**Stated problem**
Each record needs to be echoed exactly; can you do that?

**Information provided**
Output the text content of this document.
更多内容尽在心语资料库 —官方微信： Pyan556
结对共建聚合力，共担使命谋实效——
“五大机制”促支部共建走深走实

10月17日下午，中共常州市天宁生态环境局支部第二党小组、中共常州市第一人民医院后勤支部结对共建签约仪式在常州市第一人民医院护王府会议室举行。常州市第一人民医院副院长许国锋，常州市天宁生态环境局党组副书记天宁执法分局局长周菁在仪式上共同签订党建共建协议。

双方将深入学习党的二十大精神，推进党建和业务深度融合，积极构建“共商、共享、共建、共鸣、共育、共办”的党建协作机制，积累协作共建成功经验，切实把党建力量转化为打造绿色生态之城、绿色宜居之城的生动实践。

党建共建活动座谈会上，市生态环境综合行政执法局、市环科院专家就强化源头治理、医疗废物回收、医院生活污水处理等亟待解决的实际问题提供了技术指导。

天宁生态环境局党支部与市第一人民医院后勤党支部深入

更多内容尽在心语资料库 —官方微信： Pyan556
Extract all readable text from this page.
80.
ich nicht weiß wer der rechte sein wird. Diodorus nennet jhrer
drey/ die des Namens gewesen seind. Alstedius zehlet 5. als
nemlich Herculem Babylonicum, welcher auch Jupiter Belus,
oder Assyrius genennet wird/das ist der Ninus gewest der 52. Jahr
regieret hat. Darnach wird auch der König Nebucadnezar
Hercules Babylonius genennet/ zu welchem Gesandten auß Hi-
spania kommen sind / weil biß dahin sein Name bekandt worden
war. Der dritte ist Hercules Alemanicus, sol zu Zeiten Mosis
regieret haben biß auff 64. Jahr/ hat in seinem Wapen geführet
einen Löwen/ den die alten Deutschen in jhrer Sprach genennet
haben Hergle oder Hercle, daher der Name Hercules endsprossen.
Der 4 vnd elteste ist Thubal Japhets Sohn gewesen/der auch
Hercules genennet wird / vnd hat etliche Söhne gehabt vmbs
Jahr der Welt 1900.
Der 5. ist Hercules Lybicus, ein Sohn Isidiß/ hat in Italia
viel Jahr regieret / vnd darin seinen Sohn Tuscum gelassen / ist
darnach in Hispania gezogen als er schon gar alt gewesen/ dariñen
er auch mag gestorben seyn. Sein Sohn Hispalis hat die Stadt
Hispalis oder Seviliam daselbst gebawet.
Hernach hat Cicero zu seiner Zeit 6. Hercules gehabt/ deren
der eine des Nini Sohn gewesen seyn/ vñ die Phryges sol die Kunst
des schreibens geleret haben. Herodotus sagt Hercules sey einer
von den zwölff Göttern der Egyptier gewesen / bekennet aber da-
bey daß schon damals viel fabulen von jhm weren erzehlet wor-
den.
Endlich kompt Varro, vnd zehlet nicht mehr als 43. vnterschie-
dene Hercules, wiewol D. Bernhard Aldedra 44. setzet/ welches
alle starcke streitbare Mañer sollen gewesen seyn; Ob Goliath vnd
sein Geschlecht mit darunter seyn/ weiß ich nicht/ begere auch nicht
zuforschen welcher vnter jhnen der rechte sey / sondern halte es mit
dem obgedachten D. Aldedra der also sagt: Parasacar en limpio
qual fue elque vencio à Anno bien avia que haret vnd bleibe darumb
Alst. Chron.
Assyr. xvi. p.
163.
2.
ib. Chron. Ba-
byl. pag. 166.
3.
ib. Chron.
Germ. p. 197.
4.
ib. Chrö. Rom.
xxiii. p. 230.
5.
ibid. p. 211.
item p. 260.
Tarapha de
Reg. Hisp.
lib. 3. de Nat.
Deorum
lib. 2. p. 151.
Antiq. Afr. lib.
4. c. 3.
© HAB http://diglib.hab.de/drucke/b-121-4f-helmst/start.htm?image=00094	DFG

**Answer to the problem**
Output the text content of this document.
更多内容尽在心语资料库 —官方微信： Pyan556
结对共建聚合力，共担使命谋实效——
“五大机制”促支部共建走深走实

10月17日下午，中共常州市天宁生态环境局支部第二党小组、中共常州市第一人民医院后勤支部结对共建签约仪式在常州市第一人民医院护王府会议室举行。常州市第一人民医院副院长许国锋，常州市天宁生态环境局党组副书记天宁执法分局局长周菁在仪式上共同签订党建共建协议。

双方将深入学习党的二十大精神，推进党建和业务深度融合，积极构建“共商、共享、共建、共鸣、共育、共办”的党建协作机制，积累协作共建成功经验，切实把党建力量转化为打造绿色生态之城、绿色宜居之城的生动实践。

党建共建活动座谈会上，市生态环境综合行政执法局、市环科院专家就强化源头治理、医疗废物回收、医院生活污水处理等亟待解决的实际问题提供了技术指导。

天宁生态环境局党支部与市第一人民医院后勤党支部深入

更多内容尽在心语资料库 —官方微信： Pyan556
Extract all readable text from this page.
80.
ich nicht weiß wer der rechte sein wird. Diodorus nennet jhrer
drey/ die des Namens gewesen seind. Alstedius zehlet 5. als
nemlich Herculem Babylonicum, welcher auch Jupiter Belus,
oder Assyrius genennet wird/das ist der Ninus gewest der 52. Jahr
regieret hat. Darnach wird auch der König Nebucadnezar
Hercules Babylonius genennet/ zu welchem Gesandten auß Hi-
spania kommen sind / weil biß dahin sein Name bekandt worden
war. Der dritte ist Hercules Alemanicus, sol zu Zeiten Mosis
regieret haben biß auff 64. Jahr/ hat in seinem Wapen geführet
einen Löwen/ den die alten Deutschen in jhrer Sprach genennet
haben Hergle oder Hercle, daher der Name Hercules endsprossen.
Der 4 vnd elteste ist Thubal Japhets Sohn gewesen/der auch
Hercules genennet wird / vnd hat etliche Söhne gehabt vmbs
Jahr der Welt 1900.
Der 5. ist Hercules Lybicus, ein Sohn Isidiß/ hat in Italia
viel Jahr regieret / vnd darin seinen Sohn Tuscum gelassen / ist
darnach in Hispania gezogen als er schon gar alt gewesen/ dariñen
er auch mag gestorben seyn. Sein Sohn Hispalis hat die Stadt
Hispalis oder Seviliam daselbst gebawet.
Hernach hat Cicero zu seiner Zeit 6. Hercules gehabt/ deren
der eine des Nini Sohn gewesen seyn/ vñ die Phryges sol die Kunst
des schreibens geleret haben. Herodotus sagt Hercules sey einer
von den zwölff Göttern der Egyptier gewesen / bekennet aber da-
bey daß schon damals viel fabulen von jhm weren erzehlet wor-
den.
Endlich kompt Varro, vnd zehlet nicht mehr als 43. vnterschie-
dene Hercules, wiewol D. Bernhard Aldedra 44. setzet/ welches
alle starcke streitbare Mañer sollen gewesen seyn; Ob Goliath vnd
sein Geschlecht mit darunter seyn/ weiß ich nicht/ begere auch nicht
zuforschen welcher vnter jhnen der rechte sey / sondern halte es mit
dem obgedachten D. Aldedra der also sagt: Parasacar en limpio
qual fue elque vencio à Anno bien avia que haret vnd bleibe darumb
Alst. Chron.
Assyr. xvi. p.
163.
2.
ib. Chron. Ba-
byl. pag. 166.
3.
ib. Chron.
Germ. p. 197.
4.
ib. Chrö. Rom.
xxiii. p. 230.
5.
ibid. p. 211.
item p. 260.
Tarapha de
Reg. Hisp.
lib. 3. de Nat.
Deorum
lib. 2. p. 151.
Antiq. Afr. lib.
4. c. 3.
© HAB http://diglib.hab.de/drucke/b-121-4f-helmst/start.htm?image=00094	DFG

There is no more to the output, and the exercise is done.